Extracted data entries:
▬▬▬▬▬▬▬▬▬▬

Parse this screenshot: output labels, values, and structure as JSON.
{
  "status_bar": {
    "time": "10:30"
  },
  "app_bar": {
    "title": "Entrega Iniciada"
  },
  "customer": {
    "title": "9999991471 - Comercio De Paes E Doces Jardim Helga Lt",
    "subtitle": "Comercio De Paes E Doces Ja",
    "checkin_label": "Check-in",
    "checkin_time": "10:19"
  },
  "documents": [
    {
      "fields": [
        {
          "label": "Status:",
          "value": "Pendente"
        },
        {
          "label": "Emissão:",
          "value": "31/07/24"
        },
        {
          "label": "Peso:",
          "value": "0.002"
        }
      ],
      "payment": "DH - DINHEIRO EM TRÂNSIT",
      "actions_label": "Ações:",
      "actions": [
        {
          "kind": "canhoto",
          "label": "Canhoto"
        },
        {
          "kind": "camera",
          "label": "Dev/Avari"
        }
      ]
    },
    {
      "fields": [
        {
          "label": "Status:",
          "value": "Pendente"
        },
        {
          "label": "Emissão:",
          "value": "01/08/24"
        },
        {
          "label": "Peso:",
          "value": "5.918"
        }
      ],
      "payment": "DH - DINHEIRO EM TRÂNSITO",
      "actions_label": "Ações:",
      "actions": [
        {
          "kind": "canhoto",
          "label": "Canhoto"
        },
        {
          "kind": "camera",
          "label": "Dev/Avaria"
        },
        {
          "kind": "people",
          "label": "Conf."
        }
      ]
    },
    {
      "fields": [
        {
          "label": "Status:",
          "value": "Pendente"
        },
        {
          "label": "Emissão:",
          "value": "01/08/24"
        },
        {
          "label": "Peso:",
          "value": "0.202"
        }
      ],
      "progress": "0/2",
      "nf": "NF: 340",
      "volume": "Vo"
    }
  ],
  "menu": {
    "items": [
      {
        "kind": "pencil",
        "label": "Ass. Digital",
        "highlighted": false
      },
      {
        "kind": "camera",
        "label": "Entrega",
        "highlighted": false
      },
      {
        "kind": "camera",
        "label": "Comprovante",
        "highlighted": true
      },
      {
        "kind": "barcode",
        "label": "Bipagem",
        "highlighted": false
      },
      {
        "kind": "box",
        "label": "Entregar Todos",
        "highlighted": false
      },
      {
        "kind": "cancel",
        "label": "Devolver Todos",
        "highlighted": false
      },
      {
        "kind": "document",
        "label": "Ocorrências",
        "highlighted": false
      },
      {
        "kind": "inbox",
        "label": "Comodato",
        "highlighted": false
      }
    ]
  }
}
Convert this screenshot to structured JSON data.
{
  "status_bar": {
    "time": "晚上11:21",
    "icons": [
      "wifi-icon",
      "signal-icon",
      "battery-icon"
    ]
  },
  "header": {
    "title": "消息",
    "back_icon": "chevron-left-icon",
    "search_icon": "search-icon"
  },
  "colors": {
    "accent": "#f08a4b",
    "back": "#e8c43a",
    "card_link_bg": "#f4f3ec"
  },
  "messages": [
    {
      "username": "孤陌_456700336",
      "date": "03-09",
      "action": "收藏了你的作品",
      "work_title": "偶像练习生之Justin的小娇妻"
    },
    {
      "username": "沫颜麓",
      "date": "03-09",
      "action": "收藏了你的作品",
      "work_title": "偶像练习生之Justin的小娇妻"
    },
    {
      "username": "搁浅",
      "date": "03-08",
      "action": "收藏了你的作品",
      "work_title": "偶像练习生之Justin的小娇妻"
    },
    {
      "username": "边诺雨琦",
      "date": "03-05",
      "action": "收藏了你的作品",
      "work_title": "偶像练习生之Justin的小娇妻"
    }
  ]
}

▬▬▬▬▬▬▬▬▬▬

Write out every line of the material again, exactly as it reads.

Parse this screenshot: output labels, values, and structure as JSON.
{
  "status_bar": {
    "time": "10:30"
  },
  "app_bar": {
    "title": "Entrega Iniciada"
  },
  "customer": {
    "title": "9999991471 - Comercio De Paes E Doces Jardim Helga Lt",
    "subtitle": "Comercio De Paes E Doces Ja",
    "checkin_label": "Check-in",
    "checkin_time": "10:19"
  },
  "documents": [
    {
      "fields": [
        {
          "label": "Status:",
          "value": "Pendente"
        },
        {
          "label": "Emissão:",
          "value": "31/07/24"
        },
        {
          "label": "Peso:",
          "value": "0.002"
        }
      ],
      "payment": "DH - DINHEIRO EM TRÂNSIT",
      "actions_label": "Ações:",
      "actions": [
        {
          "kind": "canhoto",
          "label": "Canhoto"
        },
        {
          "kind": "camera",
          "label": "Dev/Avari"
        }
      ]
    },
    {
      "fields": [
        {
          "label": "Status:",
          "value": "Pendente"
        },
        {
          "label": "Emissão:",
          "value": "01/08/24"
        },
        {
          "label": "Peso:",
          "value": "5.918"
        }
      ],
      "payment": "DH - DINHEIRO EM TRÂNSITO",
      "actions_label": "Ações:",
      "actions": [
        {
          "kind": "canhoto",
          "label": "Canhoto"
        },
        {
          "kind": "camera",
          "label": "Dev/Avaria"
        },
        {
          "kind": "people",
          "label": "Conf."
        }
      ]
    },
    {
      "fields": [
        {
          "label": "Status:",
          "value": "Pendente"
        },
        {
          "label": "Emissão:",
          "value": "01/08/24"
        },
        {
          "label": "Peso:",
          "value": "0.202"
        }
      ],
      "progress": "0/2",
      "nf": "NF: 340",
      "volume": "Vo"
    }
  ],
  "menu": {
    "items": [
      {
        "kind": "pencil",
        "label": "Ass. Digital",
        "highlighted": false
      },
      {
        "kind": "camera",
        "label": "Entrega",
        "highlighted": false
      },
      {
        "kind": "camera",
        "label": "Comprovante",
        "highlighted": true
      },
      {
        "kind": "barcode",
        "label": "Bipagem",
        "highlighted": false
      },
      {
        "kind": "box",
        "label": "Entregar Todos",
        "highlighted": false
      },
      {
        "kind": "cancel",
        "label": "Devolver Todos",
        "highlighted": false
      },
      {
        "kind": "document",
        "label": "Ocorrências",
        "highlighted": false
      },
      {
        "kind": "inbox",
        "label": "Comodato",
        "highlighted": false
      }
    ]
  }
}
Convert this screenshot to structured JSON data.
{
  "status_bar": {
    "time": "晚上11:21",
    "icons": [
      "wifi-icon",
      "signal-icon",
      "battery-icon"
    ]
  },
  "header": {
    "title": "消息",
    "back_icon": "chevron-left-icon",
    "search_icon": "search-icon"
  },
  "colors": {
    "accent": "#f08a4b",
    "back": "#e8c43a",
    "card_link_bg": "#f4f3ec"
  },
  "messages": [
    {
      "username": "孤陌_456700336",
      "date": "03-09",
      "action": "收藏了你的作品",
      "work_title": "偶像练习生之Justin的小娇妻"
    },
    {
      "username": "沫颜麓",
      "date": "03-09",
      "action": "收藏了你的作品",
      "work_title": "偶像练习生之Justin的小娇妻"
    },
    {
      "username": "搁浅",
      "date": "03-08",
      "action": "收藏了你的作品",
      "work_title": "偶像练习生之Justin的小娇妻"
    },
    {
      "username": "边诺雨琦",
      "date": "03-05",
      "action": "收藏了你的作品",
      "work_title": "偶像练习生之Justin的小娇妻"
    }
  ]
}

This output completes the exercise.